= TASK REQUIREMENTS =
Among the entries below, find each line with "引起mRNA降解" and show it.

Page transcription dataset items
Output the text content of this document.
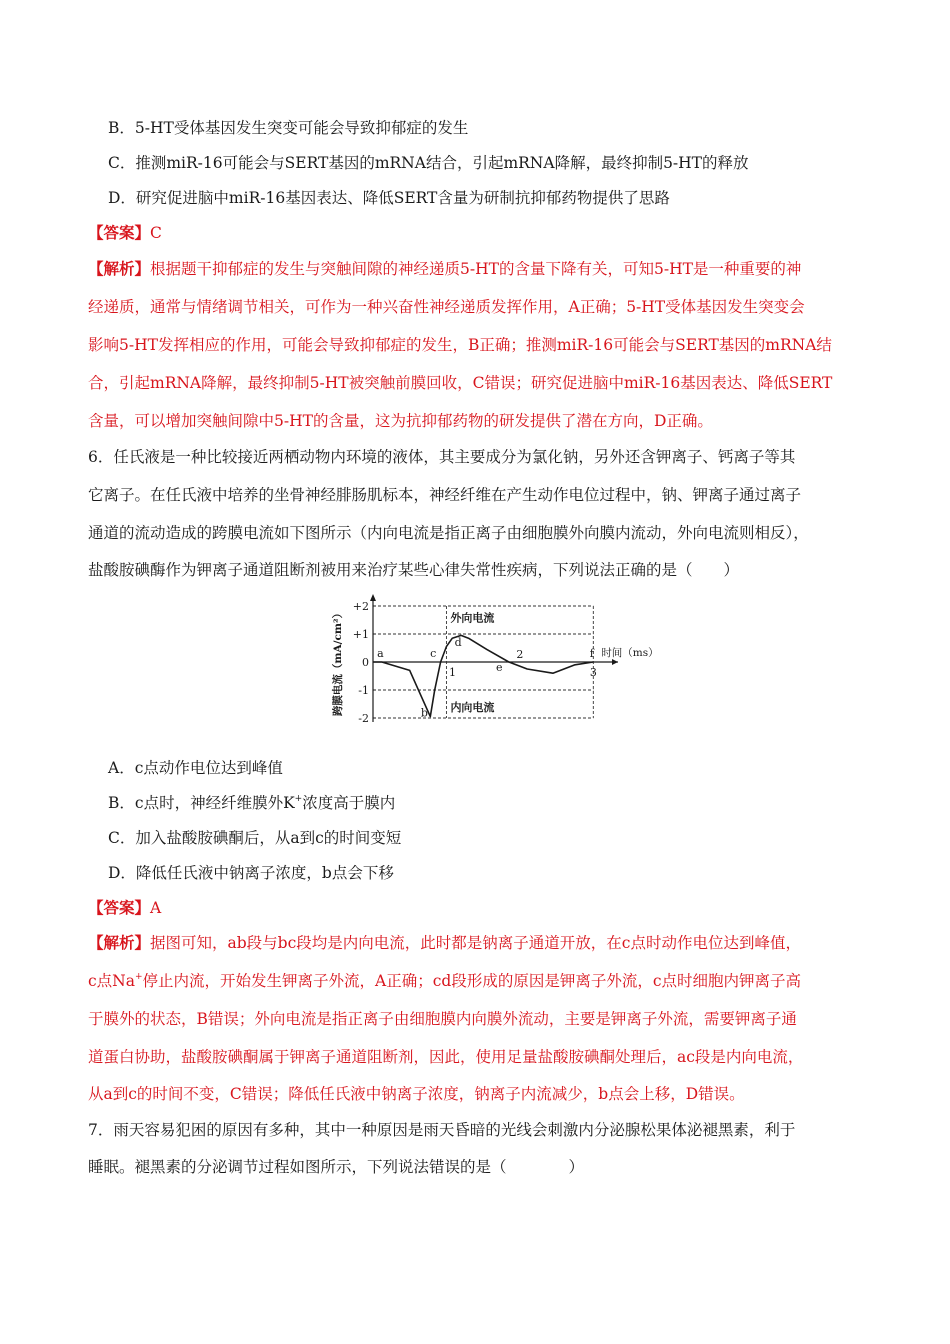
B．5-HT受体基因发生突变可能会导致抑郁症的发生
C．推测miR-16可能会与SERT基因的mRNA结合，引起mRNA降解，最终抑制5-HT的释放
D．研究促进脑中miR-16基因表达、降低SERT含量为研制抗抑郁药物提供了思路
【答案】C
【解析】根据题干抑郁症的发生与突触间隙的神经递质5-HT的含量下降有关，可知5-HT是一种重要的神
经递质，通常与情绪调节相关，可作为一种兴奋性神经递质发挥作用，A正确；5-HT受体基因发生突变会
影响5-HT发挥相应的作用，可能会导致抑郁症的发生，B正确；推测miR-16可能会与SERT基因的mRNA结
合，引起mRNA降解，最终抑制5-HT被突触前膜回收，C错误；研究促进脑中miR-16基因表达、降低SERT
含量，可以增加突触间隙中5-HT的含量，这为抗抑郁药物的研发提供了潜在方向，D正确。
6．任氏液是一种比较接近两栖动物内环境的液体，其主要成分为氯化钠，另外还含钾离子、钙离子等其
它离子。在任氏液中培养的坐骨神经腓肠肌标本，神经纤维在产生动作电位过程中，钠、钾离子通过离子
通道的流动造成的跨膜电流如下图所示（内向电流是指正离子由细胞膜外向膜内流动，外向电流则相反），
盐酸胺碘酶作为钾离子通道阻断剂被用来治疗某些心律失常性疾病，下列说法正确的是（　　）
+2
+1
0
-1
-2
1
2
3
跨膜电流（mA/cm²）	时间（ms）
外向电流
内向电流
a
b
c
d
e
f
A．c点动作电位达到峰值
B．c点时，神经纤维膜外K+浓度高于膜内
C．加入盐酸胺碘酮后，从a到c的时间变短
D．降低任氏液中钠离子浓度，b点会下移
【答案】A
【解析】据图可知，ab段与bc段均是内向电流，此时都是钠离子通道开放，在c点时动作电位达到峰值，
c点Na+停止内流，开始发生钾离子外流，A正确；cd段形成的原因是钾离子外流，c点时细胞内钾离子高
于膜外的状态，B错误；外向电流是指正离子由细胞膜内向膜外流动，主要是钾离子外流，需要钾离子通
道蛋白协助，盐酸胺碘酮属于钾离子通道阻断剂，因此，使用足量盐酸胺碘酮处理后，ac段是内向电流，
从a到c的时间不变，C错误；降低任氏液中钠离子浓度，钠离子内流减少，b点会上移，D错误。
7．雨天容易犯困的原因有多种，其中一种原因是雨天昏暗的光线会刺激内分泌腺松果体泌褪黑素，利于
睡眠。褪黑素的分泌调节过程如图所示，下列说法错误的是（　　　　）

= EXERCISE RESPONSE =
C．推测miR-16可能会与SERT基因的mRNA结合，引起mRNA降解，最终抑制5-HT的释放
合，引起mRNA降解，最终抑制5-HT被突触前膜回收，C错误；研究促进脑中miR-16基因表达、降低SERT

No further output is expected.